Give, as a bare number, the count of lines that contain the word "data".

********************

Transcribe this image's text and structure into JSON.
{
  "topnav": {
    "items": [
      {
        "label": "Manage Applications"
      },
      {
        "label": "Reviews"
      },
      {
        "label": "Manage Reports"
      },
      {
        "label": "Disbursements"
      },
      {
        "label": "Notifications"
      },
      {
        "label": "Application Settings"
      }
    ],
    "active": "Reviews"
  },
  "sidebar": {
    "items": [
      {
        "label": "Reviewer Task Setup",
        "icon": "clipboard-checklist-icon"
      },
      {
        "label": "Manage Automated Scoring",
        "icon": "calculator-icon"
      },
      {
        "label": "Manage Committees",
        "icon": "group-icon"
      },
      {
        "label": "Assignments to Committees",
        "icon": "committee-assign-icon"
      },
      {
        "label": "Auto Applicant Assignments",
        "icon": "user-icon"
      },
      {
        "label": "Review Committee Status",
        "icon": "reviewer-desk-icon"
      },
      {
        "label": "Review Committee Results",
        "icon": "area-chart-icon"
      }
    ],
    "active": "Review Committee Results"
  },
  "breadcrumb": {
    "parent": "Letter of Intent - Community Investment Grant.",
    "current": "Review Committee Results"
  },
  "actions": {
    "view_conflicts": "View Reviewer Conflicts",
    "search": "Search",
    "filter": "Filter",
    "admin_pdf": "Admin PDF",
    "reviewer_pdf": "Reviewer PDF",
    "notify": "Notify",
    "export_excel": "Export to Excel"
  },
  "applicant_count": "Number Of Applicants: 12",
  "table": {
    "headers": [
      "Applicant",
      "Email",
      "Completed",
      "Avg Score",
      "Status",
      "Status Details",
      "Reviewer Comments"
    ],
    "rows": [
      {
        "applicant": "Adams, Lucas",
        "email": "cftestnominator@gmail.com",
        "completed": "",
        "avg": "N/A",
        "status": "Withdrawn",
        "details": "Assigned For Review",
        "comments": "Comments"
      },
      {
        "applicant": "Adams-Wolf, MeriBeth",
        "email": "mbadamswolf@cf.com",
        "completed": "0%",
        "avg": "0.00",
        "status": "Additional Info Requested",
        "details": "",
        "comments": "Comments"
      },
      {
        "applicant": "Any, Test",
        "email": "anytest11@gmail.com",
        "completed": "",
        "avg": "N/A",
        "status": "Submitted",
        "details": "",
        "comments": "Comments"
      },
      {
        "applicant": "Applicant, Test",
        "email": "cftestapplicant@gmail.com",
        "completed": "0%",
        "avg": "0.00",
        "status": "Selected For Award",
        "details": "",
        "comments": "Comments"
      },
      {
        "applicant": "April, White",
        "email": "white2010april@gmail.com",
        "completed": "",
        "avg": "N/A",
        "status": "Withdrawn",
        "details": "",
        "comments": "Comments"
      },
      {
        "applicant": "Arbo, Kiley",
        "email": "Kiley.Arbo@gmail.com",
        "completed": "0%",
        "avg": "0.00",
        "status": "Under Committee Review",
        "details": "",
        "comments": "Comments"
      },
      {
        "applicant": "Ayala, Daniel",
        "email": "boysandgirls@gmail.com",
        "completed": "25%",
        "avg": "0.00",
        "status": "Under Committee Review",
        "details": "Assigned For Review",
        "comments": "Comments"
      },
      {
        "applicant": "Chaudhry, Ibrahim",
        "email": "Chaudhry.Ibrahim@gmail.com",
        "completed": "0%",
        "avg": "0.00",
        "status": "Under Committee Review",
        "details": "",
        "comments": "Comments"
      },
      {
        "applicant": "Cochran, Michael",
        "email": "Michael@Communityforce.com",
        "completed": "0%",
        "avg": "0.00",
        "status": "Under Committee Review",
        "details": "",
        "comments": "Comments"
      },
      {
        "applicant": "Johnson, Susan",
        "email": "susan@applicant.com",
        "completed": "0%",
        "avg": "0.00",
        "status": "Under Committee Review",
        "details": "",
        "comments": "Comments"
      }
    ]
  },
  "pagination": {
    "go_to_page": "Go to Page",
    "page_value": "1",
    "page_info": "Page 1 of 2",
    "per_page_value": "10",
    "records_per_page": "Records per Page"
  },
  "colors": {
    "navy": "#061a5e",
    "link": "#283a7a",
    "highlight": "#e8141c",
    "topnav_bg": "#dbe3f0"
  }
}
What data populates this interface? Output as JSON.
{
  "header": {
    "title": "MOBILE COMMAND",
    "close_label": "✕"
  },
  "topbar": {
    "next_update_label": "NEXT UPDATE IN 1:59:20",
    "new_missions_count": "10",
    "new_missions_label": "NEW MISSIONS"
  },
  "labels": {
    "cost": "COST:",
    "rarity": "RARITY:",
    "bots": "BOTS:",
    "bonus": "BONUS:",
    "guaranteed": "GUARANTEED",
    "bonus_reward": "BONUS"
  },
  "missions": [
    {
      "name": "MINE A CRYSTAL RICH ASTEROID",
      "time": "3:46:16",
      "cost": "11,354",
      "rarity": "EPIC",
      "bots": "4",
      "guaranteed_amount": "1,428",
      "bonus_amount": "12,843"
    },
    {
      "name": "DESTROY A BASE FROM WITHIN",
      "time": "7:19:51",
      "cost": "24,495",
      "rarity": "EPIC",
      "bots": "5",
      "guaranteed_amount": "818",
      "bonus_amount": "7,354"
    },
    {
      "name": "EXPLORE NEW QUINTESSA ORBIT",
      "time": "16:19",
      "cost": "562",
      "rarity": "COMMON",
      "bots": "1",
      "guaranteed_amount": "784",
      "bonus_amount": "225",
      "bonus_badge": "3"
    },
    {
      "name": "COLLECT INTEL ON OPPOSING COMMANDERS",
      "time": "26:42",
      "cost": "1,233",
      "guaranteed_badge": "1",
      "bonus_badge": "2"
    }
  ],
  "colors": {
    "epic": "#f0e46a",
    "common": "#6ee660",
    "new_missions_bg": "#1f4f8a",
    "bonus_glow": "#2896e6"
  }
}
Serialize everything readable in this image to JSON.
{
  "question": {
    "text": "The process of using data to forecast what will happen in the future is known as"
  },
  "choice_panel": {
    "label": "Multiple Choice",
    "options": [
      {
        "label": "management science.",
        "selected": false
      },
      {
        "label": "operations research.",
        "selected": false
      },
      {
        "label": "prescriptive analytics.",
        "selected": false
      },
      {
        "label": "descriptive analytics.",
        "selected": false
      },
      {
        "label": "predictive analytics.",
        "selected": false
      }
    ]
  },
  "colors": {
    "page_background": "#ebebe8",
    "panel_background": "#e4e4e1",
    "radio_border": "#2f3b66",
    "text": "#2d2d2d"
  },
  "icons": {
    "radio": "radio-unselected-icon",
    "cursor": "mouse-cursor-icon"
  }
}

********************

Answer to the exercise >> 2